Extract the complete listing and repeat it word for word.
── Given entries
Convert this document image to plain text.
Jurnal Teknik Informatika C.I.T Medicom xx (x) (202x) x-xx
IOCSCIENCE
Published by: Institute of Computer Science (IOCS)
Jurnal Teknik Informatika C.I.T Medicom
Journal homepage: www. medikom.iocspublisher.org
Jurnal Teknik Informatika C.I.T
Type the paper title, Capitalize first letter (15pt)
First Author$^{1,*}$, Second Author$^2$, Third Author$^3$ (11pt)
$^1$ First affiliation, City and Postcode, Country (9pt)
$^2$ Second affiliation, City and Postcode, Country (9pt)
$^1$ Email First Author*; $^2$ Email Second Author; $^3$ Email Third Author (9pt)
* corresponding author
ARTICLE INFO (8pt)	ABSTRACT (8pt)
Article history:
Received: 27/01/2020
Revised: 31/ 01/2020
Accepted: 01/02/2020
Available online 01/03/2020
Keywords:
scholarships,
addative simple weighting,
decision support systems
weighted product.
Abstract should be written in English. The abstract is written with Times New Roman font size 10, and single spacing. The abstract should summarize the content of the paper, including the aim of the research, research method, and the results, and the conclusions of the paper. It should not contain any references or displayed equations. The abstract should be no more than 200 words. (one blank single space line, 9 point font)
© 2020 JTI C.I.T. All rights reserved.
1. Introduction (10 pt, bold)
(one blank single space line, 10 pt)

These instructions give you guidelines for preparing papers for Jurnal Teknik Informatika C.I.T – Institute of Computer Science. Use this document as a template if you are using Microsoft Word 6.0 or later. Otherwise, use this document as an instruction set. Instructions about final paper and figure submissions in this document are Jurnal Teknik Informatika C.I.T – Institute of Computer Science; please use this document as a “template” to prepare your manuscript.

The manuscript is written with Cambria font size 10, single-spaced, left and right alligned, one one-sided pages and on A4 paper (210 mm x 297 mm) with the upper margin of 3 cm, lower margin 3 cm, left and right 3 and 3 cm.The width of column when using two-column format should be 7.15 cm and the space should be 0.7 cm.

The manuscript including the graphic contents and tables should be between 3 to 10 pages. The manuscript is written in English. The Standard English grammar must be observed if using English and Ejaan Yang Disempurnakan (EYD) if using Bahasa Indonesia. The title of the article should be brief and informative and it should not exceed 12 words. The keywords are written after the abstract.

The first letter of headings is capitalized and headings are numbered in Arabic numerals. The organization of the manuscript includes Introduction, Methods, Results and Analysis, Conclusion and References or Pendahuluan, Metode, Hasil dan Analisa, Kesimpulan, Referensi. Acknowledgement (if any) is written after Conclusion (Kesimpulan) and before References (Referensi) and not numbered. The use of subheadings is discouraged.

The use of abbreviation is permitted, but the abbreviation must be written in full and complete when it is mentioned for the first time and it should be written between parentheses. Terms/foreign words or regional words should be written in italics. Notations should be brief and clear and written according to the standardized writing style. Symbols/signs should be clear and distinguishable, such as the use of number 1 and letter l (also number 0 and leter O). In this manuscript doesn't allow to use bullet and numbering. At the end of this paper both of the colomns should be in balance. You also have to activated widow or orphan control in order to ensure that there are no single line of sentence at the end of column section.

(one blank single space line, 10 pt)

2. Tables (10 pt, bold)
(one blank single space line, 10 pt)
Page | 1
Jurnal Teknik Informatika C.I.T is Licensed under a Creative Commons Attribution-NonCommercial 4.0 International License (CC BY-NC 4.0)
────
Finished task:
Convert this document image to plain text.
Jurnal Teknik Informatika C.I.T Medicom xx (x) (202x) x-xx
IOCSCIENCE
Published by: Institute of Computer Science (IOCS)
Jurnal Teknik Informatika C.I.T Medicom
Journal homepage: www. medikom.iocspublisher.org
Jurnal Teknik Informatika C.I.T
Type the paper title, Capitalize first letter (15pt)
First Author$^{1,*}$, Second Author$^2$, Third Author$^3$ (11pt)
$^1$ First affiliation, City and Postcode, Country (9pt)
$^2$ Second affiliation, City and Postcode, Country (9pt)
$^1$ Email First Author*; $^2$ Email Second Author; $^3$ Email Third Author (9pt)
* corresponding author
ARTICLE INFO (8pt)	ABSTRACT (8pt)
Article history:
Received: 27/01/2020
Revised: 31/ 01/2020
Accepted: 01/02/2020
Available online 01/03/2020
Keywords:
scholarships,
addative simple weighting,
decision support systems
weighted product.
Abstract should be written in English. The abstract is written with Times New Roman font size 10, and single spacing. The abstract should summarize the content of the paper, including the aim of the research, research method, and the results, and the conclusions of the paper. It should not contain any references or displayed equations. The abstract should be no more than 200 words. (one blank single space line, 9 point font)
© 2020 JTI C.I.T. All rights reserved.
1. Introduction (10 pt, bold)
(one blank single space line, 10 pt)

These instructions give you guidelines for preparing papers for Jurnal Teknik Informatika C.I.T – Institute of Computer Science. Use this document as a template if you are using Microsoft Word 6.0 or later. Otherwise, use this document as an instruction set. Instructions about final paper and figure submissions in this document are Jurnal Teknik Informatika C.I.T – Institute of Computer Science; please use this document as a “template” to prepare your manuscript.

The manuscript is written with Cambria font size 10, single-spaced, left and right alligned, one one-sided pages and on A4 paper (210 mm x 297 mm) with the upper margin of 3 cm, lower margin 3 cm, left and right 3 and 3 cm.The width of column when using two-column format should be 7.15 cm and the space should be 0.7 cm.

The manuscript including the graphic contents and tables should be between 3 to 10 pages. The manuscript is written in English. The Standard English grammar must be observed if using English and Ejaan Yang Disempurnakan (EYD) if using Bahasa Indonesia. The title of the article should be brief and informative and it should not exceed 12 words. The keywords are written after the abstract.

The first letter of headings is capitalized and headings are numbered in Arabic numerals. The organization of the manuscript includes Introduction, Methods, Results and Analysis, Conclusion and References or Pendahuluan, Metode, Hasil dan Analisa, Kesimpulan, Referensi. Acknowledgement (if any) is written after Conclusion (Kesimpulan) and before References (Referensi) and not numbered. The use of subheadings is discouraged.

The use of abbreviation is permitted, but the abbreviation must be written in full and complete when it is mentioned for the first time and it should be written between parentheses. Terms/foreign words or regional words should be written in italics. Notations should be brief and clear and written according to the standardized writing style. Symbols/signs should be clear and distinguishable, such as the use of number 1 and letter l (also number 0 and leter O). In this manuscript doesn't allow to use bullet and numbering. At the end of this paper both of the colomns should be in balance. You also have to activated widow or orphan control in order to ensure that there are no single line of sentence at the end of column section.

(one blank single space line, 10 pt)

2. Tables (10 pt, bold)
(one blank single space line, 10 pt)
Page | 1
Jurnal Teknik Informatika C.I.T is Licensed under a Creative Commons Attribution-NonCommercial 4.0 International License (CC BY-NC 4.0)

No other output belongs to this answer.